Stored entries
--------------------------------

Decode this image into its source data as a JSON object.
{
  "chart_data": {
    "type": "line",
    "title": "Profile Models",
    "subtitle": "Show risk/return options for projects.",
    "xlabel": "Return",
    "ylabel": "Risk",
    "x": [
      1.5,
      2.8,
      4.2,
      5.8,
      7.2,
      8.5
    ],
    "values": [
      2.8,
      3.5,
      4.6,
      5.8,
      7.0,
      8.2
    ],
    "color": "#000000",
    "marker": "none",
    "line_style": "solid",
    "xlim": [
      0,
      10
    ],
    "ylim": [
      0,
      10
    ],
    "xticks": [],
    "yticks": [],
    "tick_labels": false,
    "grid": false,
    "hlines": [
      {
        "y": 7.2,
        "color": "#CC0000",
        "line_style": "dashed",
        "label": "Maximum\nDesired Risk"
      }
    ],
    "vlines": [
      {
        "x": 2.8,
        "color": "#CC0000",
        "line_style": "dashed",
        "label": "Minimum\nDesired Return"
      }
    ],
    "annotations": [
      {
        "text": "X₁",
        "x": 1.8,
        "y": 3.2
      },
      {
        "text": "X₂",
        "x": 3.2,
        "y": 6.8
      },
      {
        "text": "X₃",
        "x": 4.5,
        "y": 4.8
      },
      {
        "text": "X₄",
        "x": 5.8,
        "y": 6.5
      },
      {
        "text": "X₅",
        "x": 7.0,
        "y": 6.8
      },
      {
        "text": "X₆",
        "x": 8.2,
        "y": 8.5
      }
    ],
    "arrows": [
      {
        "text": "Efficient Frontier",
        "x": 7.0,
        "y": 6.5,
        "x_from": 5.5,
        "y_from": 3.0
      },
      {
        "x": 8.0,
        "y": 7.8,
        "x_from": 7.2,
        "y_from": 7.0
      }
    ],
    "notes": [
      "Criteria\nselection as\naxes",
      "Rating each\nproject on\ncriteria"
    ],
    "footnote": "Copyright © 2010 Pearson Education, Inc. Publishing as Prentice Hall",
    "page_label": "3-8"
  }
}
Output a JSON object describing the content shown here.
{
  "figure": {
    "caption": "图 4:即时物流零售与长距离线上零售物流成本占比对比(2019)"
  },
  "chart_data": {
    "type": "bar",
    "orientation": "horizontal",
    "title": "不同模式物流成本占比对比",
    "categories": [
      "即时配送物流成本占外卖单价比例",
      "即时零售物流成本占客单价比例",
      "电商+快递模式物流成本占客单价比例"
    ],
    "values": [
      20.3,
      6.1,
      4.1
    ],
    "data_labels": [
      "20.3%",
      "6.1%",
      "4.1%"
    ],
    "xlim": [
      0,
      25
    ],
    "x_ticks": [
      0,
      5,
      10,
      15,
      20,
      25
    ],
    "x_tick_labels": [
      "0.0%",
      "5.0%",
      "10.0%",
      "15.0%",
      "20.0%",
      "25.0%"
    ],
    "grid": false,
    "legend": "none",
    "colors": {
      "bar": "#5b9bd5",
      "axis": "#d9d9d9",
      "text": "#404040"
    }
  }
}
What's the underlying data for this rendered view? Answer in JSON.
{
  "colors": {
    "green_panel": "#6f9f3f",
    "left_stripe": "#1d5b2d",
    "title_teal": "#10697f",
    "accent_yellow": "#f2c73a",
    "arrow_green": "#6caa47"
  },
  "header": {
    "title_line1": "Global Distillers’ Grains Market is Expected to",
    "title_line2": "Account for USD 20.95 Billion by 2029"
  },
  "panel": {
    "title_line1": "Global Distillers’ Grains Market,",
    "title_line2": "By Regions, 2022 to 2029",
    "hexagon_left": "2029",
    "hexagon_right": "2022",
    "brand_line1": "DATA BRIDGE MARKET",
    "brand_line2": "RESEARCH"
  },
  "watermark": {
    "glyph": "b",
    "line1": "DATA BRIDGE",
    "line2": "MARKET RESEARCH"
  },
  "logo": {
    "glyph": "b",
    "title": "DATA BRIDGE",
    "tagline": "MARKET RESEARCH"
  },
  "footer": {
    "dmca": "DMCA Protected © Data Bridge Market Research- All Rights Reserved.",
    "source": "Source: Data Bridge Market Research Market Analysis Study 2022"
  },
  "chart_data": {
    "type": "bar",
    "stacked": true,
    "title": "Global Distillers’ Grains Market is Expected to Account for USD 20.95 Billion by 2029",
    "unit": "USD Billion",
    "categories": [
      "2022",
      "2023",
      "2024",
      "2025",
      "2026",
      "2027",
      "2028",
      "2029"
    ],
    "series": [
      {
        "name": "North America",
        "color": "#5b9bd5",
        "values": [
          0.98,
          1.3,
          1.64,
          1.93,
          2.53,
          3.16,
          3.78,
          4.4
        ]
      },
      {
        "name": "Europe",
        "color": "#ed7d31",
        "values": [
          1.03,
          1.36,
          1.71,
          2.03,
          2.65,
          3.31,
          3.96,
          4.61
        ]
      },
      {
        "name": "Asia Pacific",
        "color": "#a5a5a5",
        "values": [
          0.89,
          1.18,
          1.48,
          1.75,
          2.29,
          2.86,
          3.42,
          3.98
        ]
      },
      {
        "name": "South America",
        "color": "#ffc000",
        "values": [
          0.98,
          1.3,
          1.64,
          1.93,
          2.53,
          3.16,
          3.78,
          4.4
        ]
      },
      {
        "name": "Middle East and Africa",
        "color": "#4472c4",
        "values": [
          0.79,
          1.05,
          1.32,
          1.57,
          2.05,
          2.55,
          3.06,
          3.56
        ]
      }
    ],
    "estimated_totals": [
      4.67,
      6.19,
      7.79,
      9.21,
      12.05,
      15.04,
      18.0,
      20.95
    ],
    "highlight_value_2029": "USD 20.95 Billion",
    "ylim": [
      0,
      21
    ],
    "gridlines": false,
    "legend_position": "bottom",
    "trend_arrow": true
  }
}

--------------------------------

■ Set task
Collect each line holding the string "Expected".

■ Output for this exercise
    "title_line1": "Global Distillers’ Grains Market is Expected to",
    "title": "Global Distillers’ Grains Market is Expected to Account for USD 20.95 Billion by 2029",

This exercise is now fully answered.